GOAL
Below is a listing to transcribe in full and exactly; keep the pictures out.

^^^^^^^^^^^^^^^^

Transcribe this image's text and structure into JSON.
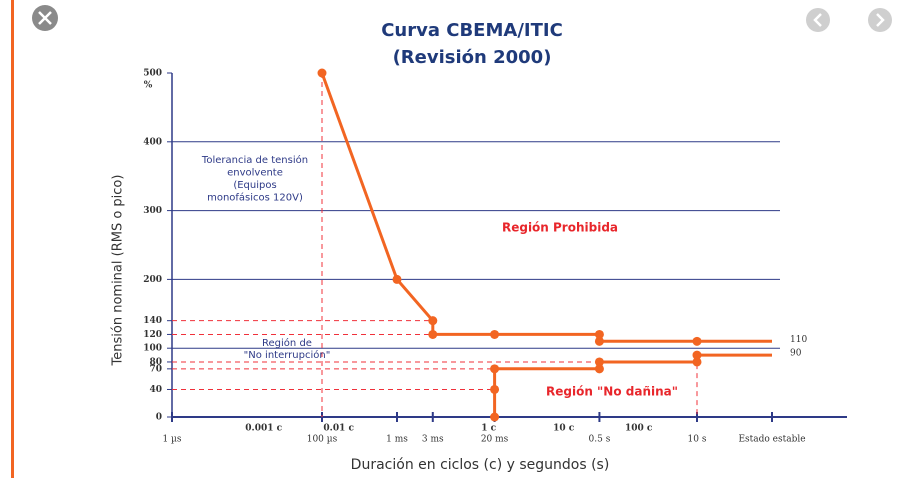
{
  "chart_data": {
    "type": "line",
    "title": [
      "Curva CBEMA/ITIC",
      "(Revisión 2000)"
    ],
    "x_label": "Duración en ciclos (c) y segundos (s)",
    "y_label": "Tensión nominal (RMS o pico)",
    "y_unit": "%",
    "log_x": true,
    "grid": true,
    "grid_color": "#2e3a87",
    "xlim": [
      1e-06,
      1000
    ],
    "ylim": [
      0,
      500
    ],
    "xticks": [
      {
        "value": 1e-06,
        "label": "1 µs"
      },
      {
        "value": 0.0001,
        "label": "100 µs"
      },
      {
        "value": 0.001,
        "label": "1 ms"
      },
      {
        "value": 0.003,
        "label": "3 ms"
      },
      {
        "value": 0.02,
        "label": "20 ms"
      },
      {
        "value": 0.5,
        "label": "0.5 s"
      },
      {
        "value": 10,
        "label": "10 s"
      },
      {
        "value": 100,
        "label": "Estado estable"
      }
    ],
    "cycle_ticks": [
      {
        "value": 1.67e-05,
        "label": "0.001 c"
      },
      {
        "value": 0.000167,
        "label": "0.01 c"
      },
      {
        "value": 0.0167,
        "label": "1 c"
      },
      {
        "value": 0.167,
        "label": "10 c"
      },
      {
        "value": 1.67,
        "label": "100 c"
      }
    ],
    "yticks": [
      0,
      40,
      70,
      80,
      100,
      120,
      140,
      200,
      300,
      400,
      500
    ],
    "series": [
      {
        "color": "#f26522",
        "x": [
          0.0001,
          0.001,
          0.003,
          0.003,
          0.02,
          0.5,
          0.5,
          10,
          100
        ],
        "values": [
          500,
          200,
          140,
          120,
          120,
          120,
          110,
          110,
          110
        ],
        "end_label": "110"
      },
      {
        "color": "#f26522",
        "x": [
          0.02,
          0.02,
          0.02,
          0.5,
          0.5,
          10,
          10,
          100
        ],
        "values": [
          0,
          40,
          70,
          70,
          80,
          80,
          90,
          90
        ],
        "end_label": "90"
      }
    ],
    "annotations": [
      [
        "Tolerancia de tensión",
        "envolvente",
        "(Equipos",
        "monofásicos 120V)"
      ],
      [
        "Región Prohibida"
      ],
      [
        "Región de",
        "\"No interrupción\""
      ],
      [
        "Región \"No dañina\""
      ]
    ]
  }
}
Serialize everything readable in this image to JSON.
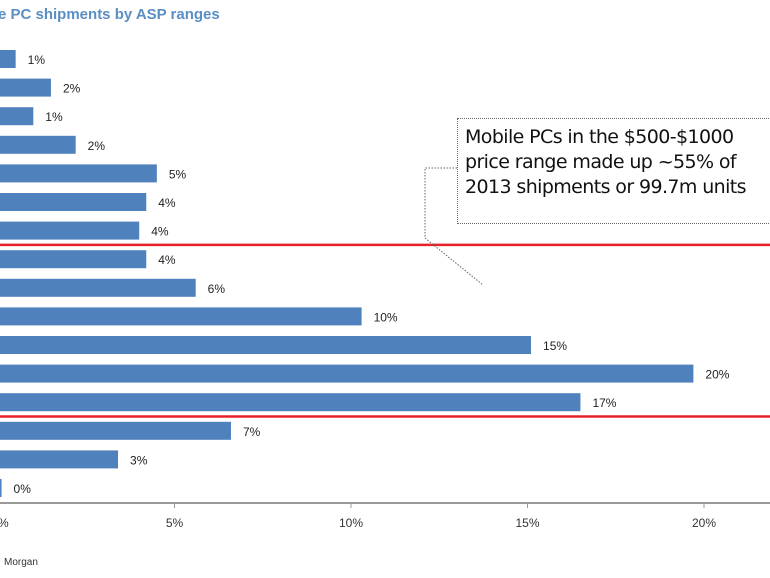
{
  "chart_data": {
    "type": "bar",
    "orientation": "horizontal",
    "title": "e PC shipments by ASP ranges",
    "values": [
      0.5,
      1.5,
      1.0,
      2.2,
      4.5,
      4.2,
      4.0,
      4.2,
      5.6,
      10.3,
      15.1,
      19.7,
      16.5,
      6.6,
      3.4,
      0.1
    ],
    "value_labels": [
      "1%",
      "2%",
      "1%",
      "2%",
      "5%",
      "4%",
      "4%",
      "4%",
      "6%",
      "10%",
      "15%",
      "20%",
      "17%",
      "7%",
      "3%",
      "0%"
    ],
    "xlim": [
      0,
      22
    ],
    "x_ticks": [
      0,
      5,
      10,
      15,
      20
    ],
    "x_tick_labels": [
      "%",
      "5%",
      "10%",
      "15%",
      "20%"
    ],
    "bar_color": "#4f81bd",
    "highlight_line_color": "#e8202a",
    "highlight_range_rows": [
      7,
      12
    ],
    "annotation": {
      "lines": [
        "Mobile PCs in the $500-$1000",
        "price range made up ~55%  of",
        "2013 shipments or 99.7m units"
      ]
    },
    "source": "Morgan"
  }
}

^^^^^^^^^^^^^^^^

RESPONSE
Transcribe this image's text and structure into JSON.
{
  "chart_data": {
    "type": "line",
    "title": [
      "Curva CBEMA/ITIC",
      "(Revisión 2000)"
    ],
    "x_label": "Duración en ciclos (c) y segundos (s)",
    "y_label": "Tensión nominal (RMS o pico)",
    "y_unit": "%",
    "log_x": true,
    "grid": true,
    "grid_color": "#2e3a87",
    "xlim": [
      1e-06,
      1000
    ],
    "ylim": [
      0,
      500
    ],
    "xticks": [
      {
        "value": 1e-06,
        "label": "1 µs"
      },
      {
        "value": 0.0001,
        "label": "100 µs"
      },
      {
        "value": 0.001,
        "label": "1 ms"
      },
      {
        "value": 0.003,
        "label": "3 ms"
      },
      {
        "value": 0.02,
        "label": "20 ms"
      },
      {
        "value": 0.5,
        "label": "0.5 s"
      },
      {
        "value": 10,
        "label": "10 s"
      },
      {
        "value": 100,
        "label": "Estado estable"
      }
    ],
    "cycle_ticks": [
      {
        "value": 1.67e-05,
        "label": "0.001 c"
      },
      {
        "value": 0.000167,
        "label": "0.01 c"
      },
      {
        "value": 0.0167,
        "label": "1 c"
      },
      {
        "value": 0.167,
        "label": "10 c"
      },
      {
        "value": 1.67,
        "label": "100 c"
      }
    ],
    "yticks": [
      0,
      40,
      70,
      80,
      100,
      120,
      140,
      200,
      300,
      400,
      500
    ],
    "series": [
      {
        "color": "#f26522",
        "x": [
          0.0001,
          0.001,
          0.003,
          0.003,
          0.02,
          0.5,
          0.5,
          10,
          100
        ],
        "values": [
          500,
          200,
          140,
          120,
          120,
          120,
          110,
          110,
          110
        ],
        "end_label": "110"
      },
      {
        "color": "#f26522",
        "x": [
          0.02,
          0.02,
          0.02,
          0.5,
          0.5,
          10,
          10,
          100
        ],
        "values": [
          0,
          40,
          70,
          70,
          80,
          80,
          90,
          90
        ],
        "end_label": "90"
      }
    ],
    "annotations": [
      [
        "Tolerancia de tensión",
        "envolvente",
        "(Equipos",
        "monofásicos 120V)"
      ],
      [
        "Región Prohibida"
      ],
      [
        "Región de",
        "\"No interrupción\""
      ],
      [
        "Región \"No dañina\""
      ]
    ]
  }
}
Serialize everything readable in this image to JSON.
{
  "chart_data": {
    "type": "bar",
    "orientation": "horizontal",
    "title": "e PC shipments by ASP ranges",
    "values": [
      0.5,
      1.5,
      1.0,
      2.2,
      4.5,
      4.2,
      4.0,
      4.2,
      5.6,
      10.3,
      15.1,
      19.7,
      16.5,
      6.6,
      3.4,
      0.1
    ],
    "value_labels": [
      "1%",
      "2%",
      "1%",
      "2%",
      "5%",
      "4%",
      "4%",
      "4%",
      "6%",
      "10%",
      "15%",
      "20%",
      "17%",
      "7%",
      "3%",
      "0%"
    ],
    "xlim": [
      0,
      22
    ],
    "x_ticks": [
      0,
      5,
      10,
      15,
      20
    ],
    "x_tick_labels": [
      "%",
      "5%",
      "10%",
      "15%",
      "20%"
    ],
    "bar_color": "#4f81bd",
    "highlight_line_color": "#e8202a",
    "highlight_range_rows": [
      7,
      12
    ],
    "annotation": {
      "lines": [
        "Mobile PCs in the $500-$1000",
        "price range made up ~55%  of",
        "2013 shipments or 99.7m units"
      ]
    },
    "source": "Morgan"
  }
}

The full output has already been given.